■ **The task**
Extract each line holding the word "JSON" from the entries.

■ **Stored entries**
## start
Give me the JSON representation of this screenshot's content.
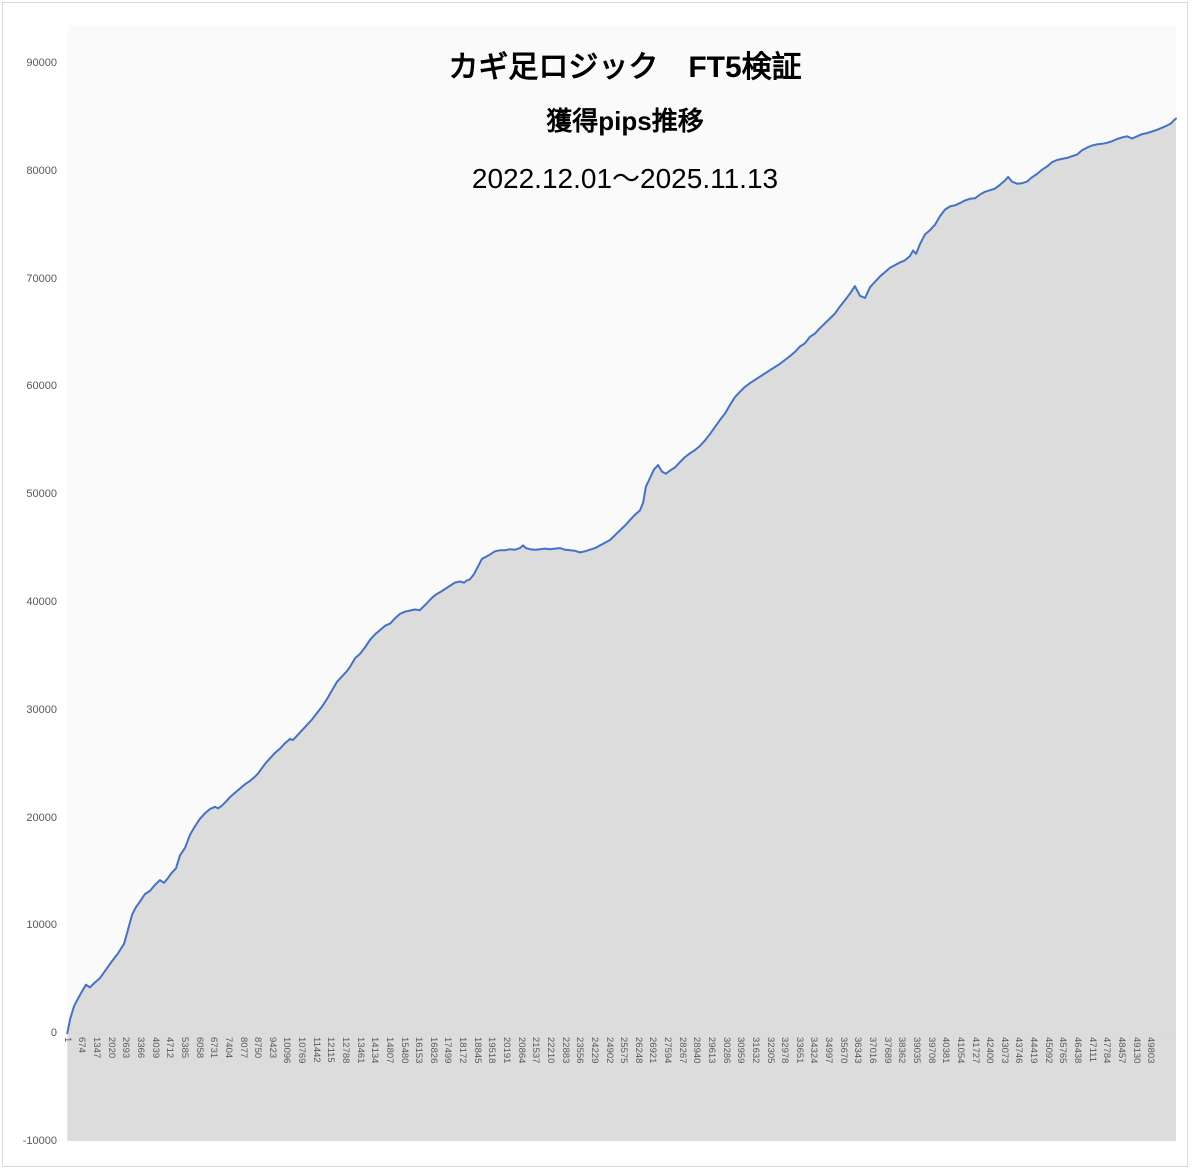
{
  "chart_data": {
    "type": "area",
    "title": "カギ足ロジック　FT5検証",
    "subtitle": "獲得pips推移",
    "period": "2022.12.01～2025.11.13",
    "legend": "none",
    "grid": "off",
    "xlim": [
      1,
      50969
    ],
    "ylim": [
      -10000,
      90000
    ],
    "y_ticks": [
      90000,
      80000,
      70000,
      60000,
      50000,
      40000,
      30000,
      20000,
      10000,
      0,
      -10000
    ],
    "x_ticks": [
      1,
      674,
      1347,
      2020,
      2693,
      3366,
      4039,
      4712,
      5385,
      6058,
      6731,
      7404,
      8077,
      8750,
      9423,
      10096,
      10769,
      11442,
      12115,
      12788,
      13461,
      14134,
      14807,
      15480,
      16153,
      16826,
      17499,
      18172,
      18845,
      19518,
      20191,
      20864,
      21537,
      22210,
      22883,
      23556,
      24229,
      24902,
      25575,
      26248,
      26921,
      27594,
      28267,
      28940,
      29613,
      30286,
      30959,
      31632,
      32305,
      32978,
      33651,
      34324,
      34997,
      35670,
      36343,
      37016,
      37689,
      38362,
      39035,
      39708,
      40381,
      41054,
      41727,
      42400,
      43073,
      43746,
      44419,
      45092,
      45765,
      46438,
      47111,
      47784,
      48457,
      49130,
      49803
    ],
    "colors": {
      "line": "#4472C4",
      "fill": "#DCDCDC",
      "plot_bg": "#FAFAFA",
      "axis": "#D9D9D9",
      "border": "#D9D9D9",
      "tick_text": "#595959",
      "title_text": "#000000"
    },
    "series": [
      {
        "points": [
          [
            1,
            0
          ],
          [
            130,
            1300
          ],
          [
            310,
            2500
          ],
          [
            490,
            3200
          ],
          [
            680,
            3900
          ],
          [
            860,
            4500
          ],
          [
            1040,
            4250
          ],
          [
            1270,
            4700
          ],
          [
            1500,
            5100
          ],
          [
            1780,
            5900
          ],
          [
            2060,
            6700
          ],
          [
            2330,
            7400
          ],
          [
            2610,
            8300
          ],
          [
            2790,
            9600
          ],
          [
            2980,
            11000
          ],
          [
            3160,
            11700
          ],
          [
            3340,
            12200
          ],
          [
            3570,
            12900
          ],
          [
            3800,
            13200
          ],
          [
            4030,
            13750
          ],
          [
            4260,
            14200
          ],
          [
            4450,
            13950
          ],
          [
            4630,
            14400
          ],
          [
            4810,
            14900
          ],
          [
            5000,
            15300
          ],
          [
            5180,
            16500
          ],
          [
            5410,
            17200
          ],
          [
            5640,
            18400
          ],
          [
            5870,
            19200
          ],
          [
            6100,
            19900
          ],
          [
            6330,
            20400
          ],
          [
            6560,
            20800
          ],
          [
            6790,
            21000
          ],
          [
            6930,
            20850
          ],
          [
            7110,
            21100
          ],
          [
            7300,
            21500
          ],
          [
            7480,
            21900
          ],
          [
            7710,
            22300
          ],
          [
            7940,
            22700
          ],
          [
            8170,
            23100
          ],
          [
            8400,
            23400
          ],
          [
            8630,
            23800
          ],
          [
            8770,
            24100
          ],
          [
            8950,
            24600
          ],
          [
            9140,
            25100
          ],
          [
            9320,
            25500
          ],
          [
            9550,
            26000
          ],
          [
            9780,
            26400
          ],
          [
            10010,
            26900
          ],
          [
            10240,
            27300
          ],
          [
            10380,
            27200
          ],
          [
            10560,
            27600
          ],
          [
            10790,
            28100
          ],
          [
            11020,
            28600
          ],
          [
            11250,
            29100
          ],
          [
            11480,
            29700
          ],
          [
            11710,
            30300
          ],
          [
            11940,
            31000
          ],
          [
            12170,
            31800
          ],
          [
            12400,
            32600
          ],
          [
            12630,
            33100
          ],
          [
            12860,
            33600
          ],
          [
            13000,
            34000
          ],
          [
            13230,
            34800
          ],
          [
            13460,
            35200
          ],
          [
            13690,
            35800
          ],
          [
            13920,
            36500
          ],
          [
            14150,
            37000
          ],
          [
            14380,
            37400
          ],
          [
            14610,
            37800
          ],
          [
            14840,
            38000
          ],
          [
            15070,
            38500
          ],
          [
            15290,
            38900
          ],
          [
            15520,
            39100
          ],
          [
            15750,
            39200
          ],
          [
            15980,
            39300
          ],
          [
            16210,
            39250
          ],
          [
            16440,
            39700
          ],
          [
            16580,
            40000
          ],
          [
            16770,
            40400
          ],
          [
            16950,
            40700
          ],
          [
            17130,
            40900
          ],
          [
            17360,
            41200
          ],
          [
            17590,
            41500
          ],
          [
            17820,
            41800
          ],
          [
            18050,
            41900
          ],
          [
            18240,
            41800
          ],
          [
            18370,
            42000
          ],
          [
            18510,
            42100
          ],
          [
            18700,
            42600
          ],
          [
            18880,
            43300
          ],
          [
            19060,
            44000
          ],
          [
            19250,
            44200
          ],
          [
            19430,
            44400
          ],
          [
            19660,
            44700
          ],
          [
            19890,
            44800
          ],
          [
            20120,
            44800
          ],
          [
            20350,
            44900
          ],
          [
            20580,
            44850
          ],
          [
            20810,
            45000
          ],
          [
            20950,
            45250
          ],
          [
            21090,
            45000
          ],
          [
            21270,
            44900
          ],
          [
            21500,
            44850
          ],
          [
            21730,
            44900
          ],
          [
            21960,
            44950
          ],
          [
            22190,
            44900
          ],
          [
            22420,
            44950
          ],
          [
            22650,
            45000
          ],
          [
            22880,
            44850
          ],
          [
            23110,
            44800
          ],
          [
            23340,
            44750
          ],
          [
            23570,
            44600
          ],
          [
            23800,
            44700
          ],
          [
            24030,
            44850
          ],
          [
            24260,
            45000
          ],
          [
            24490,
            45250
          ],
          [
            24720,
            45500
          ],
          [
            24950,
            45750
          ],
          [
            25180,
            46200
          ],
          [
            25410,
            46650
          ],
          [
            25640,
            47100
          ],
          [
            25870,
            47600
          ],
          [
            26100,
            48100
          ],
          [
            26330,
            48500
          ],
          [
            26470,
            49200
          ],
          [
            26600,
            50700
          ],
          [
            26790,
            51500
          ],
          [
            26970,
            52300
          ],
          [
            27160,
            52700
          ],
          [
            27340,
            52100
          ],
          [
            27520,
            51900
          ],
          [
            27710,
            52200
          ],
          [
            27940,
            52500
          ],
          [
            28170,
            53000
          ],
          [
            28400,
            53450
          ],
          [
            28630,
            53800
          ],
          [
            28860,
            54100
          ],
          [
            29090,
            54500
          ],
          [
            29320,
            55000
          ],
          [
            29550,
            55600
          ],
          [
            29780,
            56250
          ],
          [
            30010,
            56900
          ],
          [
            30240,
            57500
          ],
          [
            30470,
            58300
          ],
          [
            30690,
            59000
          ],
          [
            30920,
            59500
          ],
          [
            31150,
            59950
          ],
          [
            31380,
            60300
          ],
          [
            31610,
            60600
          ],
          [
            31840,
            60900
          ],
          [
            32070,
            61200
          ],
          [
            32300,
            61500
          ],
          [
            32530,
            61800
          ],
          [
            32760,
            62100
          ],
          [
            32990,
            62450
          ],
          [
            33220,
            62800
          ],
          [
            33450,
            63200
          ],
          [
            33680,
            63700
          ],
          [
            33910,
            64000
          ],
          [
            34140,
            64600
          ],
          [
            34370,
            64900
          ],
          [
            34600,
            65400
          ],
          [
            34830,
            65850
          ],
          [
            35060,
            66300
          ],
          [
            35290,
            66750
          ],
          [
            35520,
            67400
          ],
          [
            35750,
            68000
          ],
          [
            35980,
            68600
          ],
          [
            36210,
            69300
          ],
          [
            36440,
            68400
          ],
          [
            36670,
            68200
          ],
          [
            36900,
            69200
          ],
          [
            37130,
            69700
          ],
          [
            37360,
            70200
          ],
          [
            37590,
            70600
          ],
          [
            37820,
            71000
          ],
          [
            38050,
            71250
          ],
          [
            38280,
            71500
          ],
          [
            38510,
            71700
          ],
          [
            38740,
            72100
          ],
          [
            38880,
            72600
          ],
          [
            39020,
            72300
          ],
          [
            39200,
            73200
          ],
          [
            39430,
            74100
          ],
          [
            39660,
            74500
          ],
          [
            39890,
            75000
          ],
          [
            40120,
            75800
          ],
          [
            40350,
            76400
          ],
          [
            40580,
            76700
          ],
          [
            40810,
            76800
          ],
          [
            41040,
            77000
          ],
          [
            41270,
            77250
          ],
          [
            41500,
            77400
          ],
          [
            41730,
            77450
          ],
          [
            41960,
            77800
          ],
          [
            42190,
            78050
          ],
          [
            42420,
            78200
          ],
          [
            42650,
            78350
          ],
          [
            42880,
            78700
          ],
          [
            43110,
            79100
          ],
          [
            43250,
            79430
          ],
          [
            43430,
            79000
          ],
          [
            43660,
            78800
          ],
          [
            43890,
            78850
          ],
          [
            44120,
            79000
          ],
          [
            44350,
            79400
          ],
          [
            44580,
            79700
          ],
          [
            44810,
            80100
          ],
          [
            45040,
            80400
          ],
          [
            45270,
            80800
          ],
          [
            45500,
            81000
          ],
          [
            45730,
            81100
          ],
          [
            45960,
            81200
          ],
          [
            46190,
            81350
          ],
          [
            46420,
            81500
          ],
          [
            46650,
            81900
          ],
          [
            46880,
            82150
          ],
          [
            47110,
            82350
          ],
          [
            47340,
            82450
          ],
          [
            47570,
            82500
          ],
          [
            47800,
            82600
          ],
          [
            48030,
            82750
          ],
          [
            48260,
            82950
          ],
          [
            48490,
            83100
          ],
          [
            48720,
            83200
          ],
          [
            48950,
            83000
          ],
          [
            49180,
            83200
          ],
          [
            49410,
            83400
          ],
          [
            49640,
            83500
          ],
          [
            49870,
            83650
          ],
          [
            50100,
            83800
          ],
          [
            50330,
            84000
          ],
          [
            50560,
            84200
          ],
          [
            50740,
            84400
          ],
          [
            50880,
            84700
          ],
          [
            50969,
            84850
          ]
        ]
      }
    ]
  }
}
## end
## start
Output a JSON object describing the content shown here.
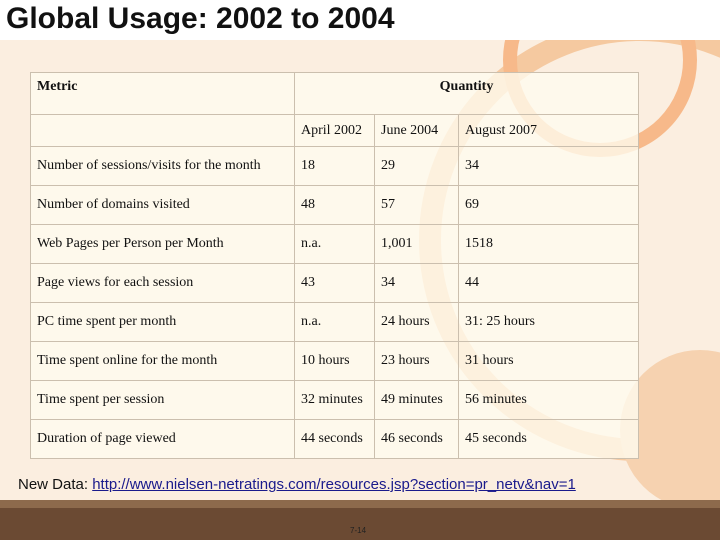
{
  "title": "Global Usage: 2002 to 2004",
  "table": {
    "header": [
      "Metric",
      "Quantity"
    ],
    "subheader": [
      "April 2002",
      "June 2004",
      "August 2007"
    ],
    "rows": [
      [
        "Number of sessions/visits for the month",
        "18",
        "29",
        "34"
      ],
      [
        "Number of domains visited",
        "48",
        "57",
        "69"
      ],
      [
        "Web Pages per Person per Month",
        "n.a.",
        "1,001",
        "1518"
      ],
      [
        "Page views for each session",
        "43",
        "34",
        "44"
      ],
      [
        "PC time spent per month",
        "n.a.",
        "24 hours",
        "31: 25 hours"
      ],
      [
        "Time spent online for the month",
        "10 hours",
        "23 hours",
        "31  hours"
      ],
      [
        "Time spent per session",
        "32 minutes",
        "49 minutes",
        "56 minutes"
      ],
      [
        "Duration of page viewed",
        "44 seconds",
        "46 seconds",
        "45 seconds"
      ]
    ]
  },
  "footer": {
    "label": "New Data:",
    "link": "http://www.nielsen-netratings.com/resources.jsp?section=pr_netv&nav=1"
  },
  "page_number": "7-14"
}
## end
■ **Expected answer**
Give me the JSON representation of this screenshot's content.
Output a JSON object describing the content shown here.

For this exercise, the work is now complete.